**PAGE TEXT:**
STAND. COM. REP. NO. 387

 

Honolulu, Hawaii

                  

 

RE:    S.B. No. 104

       S.D. 1

 

 

 

Honorable Donna Mercado Kim

President of the Senate

Twenty-Seventh State Legislature

Regular Session of 2013

State of Hawaii

 

Madam:

 

     Your Committees on Human Services and Commerce and Consumer Protection, to which was referred S.B. No. 104 entitled:

 

"A BILL FOR AN ACT RELATING TO LONG TERM CARE,"

 

beg leave to report as follows:

 

     The purpose and intent of this measure is to require the Director of the Executive Office on Aging to contract for the performance of an actuarial analysis for a limited, mandatory, public long term care insurance program for the State's working population.

 

     Your Committees received testimony in support of this measure from the Executive Office on Aging, County of Hawaii Office on Aging, AARP Hawaii, Policy Advisory Board for Elder Affairs, ILWU Local 142, and six individuals.  Your Committees received testimony in opposition to this measure from the National Association of Insurance and Financial Advisors.

**SUPPLIED DATA:**
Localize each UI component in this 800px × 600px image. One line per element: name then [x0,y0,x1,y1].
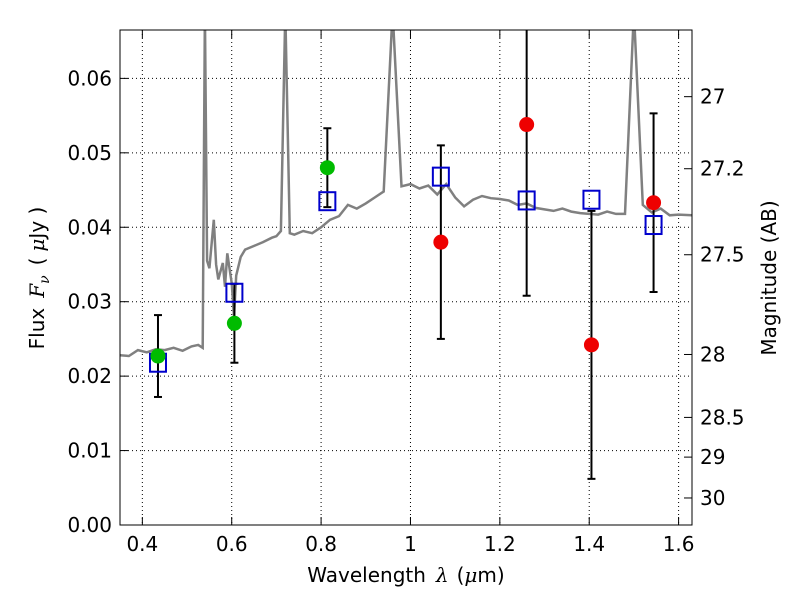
y-tick-label: 0.05 [67,141,112,165]
x-tick-label: 0.4 [126,532,158,556]
model-square [318,191,337,212]
x-tick-label: 1.6 [663,532,695,556]
right-tick-label: 28.5 [700,405,745,429]
model-square [582,189,601,210]
right-tick-label: 28 [700,342,725,366]
red-points [433,117,662,353]
plot-area [120,30,692,480]
right-tick-label: 27 [700,85,725,109]
plot-frame [119,29,693,526]
model-square [225,282,244,303]
red-point [583,337,599,353]
model-square [431,166,450,187]
green-points [150,160,335,364]
red-point [433,234,449,250]
y-tick-label: 0.04 [67,215,112,239]
x-tick-label: 1.4 [573,532,605,556]
red-point [519,117,535,133]
y-axis-label: FluxFν(μJy ) [25,207,53,350]
right-tick-label: 30 [700,486,725,510]
y-tick-label: 0.06 [67,66,112,90]
y-axis-ticks: 0.00 0.01 0.02 0.03 0.04 0.05 0.06 [67,66,128,537]
green-point [226,315,242,331]
model-squares [148,166,663,373]
x-tick-label: 0.8 [305,532,337,556]
x-axis-label: Wavelength λ (μm) [307,563,504,587]
y-tick-label: 0.00 [67,513,112,537]
model-square [517,190,536,211]
y-tick-label: 0.01 [67,439,112,463]
red-point [646,195,662,211]
right-tick-label: 27.5 [700,243,745,267]
green-point [319,160,335,176]
x-tick-label: 0.6 [216,532,248,556]
green-point [150,348,166,364]
right-tick-label: 29 [700,445,725,469]
model-spectrum-line [120,30,692,358]
right-axis-label: Magnitude (AB) [757,200,781,355]
x-axis-ticks: 0.4 0.6 0.8 1 1.2 1.4 1.6 [126,30,695,556]
right-axis-ticks: 27 27.2 27.5 28 28.5 29 30 [684,85,745,510]
y-tick-label: 0.03 [67,290,112,314]
error-bars [153,30,658,480]
x-tick-label: 1.2 [484,532,516,556]
y-tick-label: 0.02 [67,364,112,388]
x-tick-label: 1 [404,532,417,556]
model-square [644,215,663,236]
right-tick-label: 27.2 [700,157,745,181]
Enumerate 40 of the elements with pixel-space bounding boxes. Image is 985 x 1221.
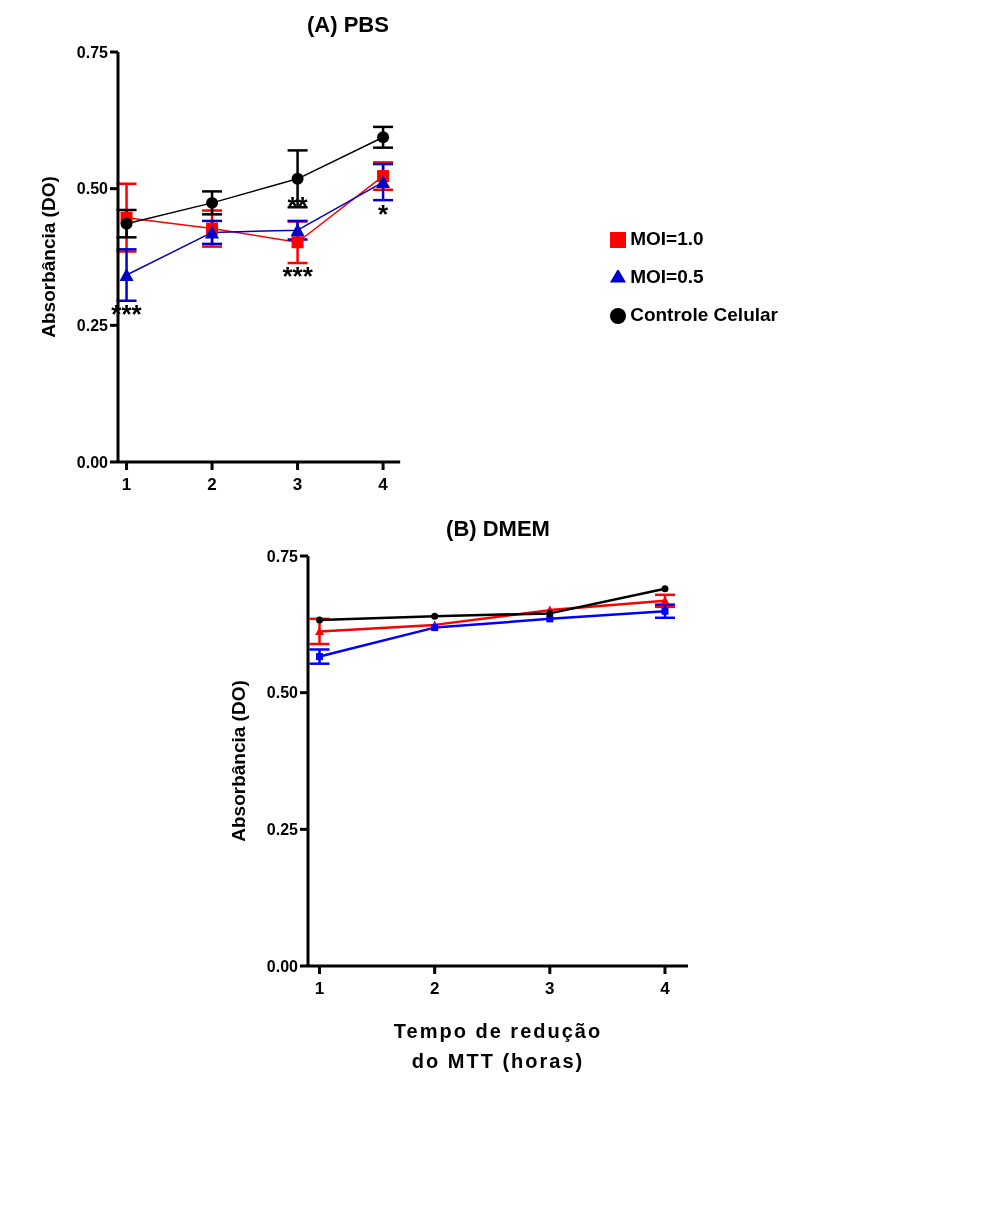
y-tick-label: 0.00 (76, 453, 109, 471)
y-tick-label: 0.25 (76, 317, 109, 335)
x-tick-label: 2 (429, 979, 440, 999)
x-tick-label: 2 (207, 475, 217, 495)
point (431, 612, 439, 620)
point (376, 175, 391, 189)
point (291, 236, 304, 249)
x-tick-label: 4 (660, 979, 671, 999)
legend-label: MOI=1.0 (630, 228, 704, 249)
point (377, 131, 390, 144)
y-tick-label: 0.75 (266, 547, 299, 565)
chart-title: (A) PBS (306, 12, 390, 38)
point (205, 225, 220, 239)
annotation: *** (282, 261, 314, 292)
x-tick-label: 3 (292, 475, 303, 495)
point (431, 624, 439, 632)
legend-label: MOI=0.5 (630, 266, 704, 287)
point (661, 585, 669, 593)
y-tick-label: 0.50 (266, 684, 299, 702)
point (206, 196, 219, 209)
x-tick-label: 4 (378, 475, 389, 495)
y-tick-label: 0.25 (266, 821, 299, 839)
point (120, 217, 133, 230)
point (291, 172, 304, 185)
x-axis-title: Tempo de redução do MTT (horas) (392, 1019, 604, 1074)
annotation: * (378, 198, 390, 229)
legend-label: Controle Celular (630, 304, 778, 325)
y-tick-label: 0.00 (266, 957, 299, 975)
point (316, 616, 324, 624)
x-tick-label: 3 (545, 979, 555, 999)
point (316, 653, 324, 661)
point (119, 268, 134, 282)
y-axis-title: Absorbância (DO) (227, 680, 249, 842)
y-tick-label: 0.75 (76, 43, 109, 61)
chart-title: (B) DMEM (445, 516, 551, 542)
point (546, 609, 554, 617)
y-axis-title: Absorbância (DO) (37, 176, 59, 338)
x-tick-label: 1 (121, 475, 132, 495)
y-tick-label: 0.50 (76, 180, 109, 198)
x-tick-label: 1 (314, 979, 325, 999)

**WRITTEN EXERCISE:** Continue the Hawaii Senate committee report on S.B. No. 104 from the point where it stops.

**RESULT OF THE TASK:**
     Your Committees find that Hawaii's population is aging rapidly.  There were approximately 206,000 people over sixty-five years old in Hawaii in 2012.  That number will increase by sixty-one percent to 331,000 in 2032.  This increase in the aging population will create an increase in need for long term care.  Approximately sixty-nine percent of people who turned sixty-five in 2005 will need long term care before they die.

 

Your Committees further find that Hawaii long term care costs are among the highest in the nation and unaffordable by most Hawaii residents, as only twelve percent of Hawaii residents over forty have a long term care insurance policy.  In response to long term care issues, the Long-term Care Commission submitted its recommendations to the Legislature on January 18, 2012.  The Commission recommended a limited mandatory public long care insurance program for employees as a viable way to increase funding for the expanding need for long term care services, which would provide persons meeting the vesting period with a limited but meaningful benefit should they need long term care.  No other option considered would raise revenue for long term care and provide coverage to the vast majority of residents.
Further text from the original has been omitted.